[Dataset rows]
Begin

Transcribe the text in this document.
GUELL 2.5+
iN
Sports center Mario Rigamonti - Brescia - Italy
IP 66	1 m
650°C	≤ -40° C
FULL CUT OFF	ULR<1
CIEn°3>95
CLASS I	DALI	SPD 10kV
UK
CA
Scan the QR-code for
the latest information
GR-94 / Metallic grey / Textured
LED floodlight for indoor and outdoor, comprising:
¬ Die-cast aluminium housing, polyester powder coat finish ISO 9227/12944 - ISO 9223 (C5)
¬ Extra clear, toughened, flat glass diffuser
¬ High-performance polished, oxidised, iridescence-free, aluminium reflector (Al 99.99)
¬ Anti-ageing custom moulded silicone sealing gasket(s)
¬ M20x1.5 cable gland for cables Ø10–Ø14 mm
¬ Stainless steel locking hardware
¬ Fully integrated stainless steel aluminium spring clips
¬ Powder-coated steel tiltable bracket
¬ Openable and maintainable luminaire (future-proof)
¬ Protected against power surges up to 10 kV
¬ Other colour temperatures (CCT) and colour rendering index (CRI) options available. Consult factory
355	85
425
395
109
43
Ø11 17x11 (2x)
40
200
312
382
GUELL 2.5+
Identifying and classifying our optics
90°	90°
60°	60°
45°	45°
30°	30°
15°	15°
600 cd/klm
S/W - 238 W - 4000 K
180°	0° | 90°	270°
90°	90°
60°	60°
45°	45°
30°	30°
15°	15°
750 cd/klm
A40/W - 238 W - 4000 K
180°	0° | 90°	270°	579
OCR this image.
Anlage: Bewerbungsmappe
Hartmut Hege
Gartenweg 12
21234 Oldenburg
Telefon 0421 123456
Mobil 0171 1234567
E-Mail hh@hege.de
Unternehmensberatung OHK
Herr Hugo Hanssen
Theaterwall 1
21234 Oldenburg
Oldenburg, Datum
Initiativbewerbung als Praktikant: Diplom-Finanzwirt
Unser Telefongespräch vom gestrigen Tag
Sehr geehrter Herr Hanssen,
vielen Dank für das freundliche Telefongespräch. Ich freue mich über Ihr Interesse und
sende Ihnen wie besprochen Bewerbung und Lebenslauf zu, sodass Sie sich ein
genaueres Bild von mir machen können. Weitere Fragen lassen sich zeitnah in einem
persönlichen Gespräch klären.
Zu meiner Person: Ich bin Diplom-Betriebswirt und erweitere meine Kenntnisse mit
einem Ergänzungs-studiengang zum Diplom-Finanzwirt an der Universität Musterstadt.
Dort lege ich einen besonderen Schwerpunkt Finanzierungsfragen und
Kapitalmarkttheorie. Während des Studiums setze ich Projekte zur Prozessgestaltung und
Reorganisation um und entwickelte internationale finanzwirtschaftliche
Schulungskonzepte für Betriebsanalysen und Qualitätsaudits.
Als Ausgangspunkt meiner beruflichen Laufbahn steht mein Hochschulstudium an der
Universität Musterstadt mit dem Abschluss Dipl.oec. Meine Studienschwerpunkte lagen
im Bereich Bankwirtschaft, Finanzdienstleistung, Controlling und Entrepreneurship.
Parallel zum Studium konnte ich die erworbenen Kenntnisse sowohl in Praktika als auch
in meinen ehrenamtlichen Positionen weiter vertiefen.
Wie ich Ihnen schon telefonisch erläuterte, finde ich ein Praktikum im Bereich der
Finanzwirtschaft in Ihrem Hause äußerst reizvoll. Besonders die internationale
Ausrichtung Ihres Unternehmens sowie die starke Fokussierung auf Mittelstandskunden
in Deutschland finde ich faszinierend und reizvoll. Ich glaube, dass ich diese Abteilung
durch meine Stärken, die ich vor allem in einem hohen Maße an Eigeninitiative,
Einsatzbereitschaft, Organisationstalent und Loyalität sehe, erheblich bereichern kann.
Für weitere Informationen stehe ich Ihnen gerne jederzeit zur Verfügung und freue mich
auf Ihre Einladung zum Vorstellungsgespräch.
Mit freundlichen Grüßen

End

EXERCISE AIM —
State, as a number only, how many lines in the entries include "Universität".

ANSWER TO THE TASK —
2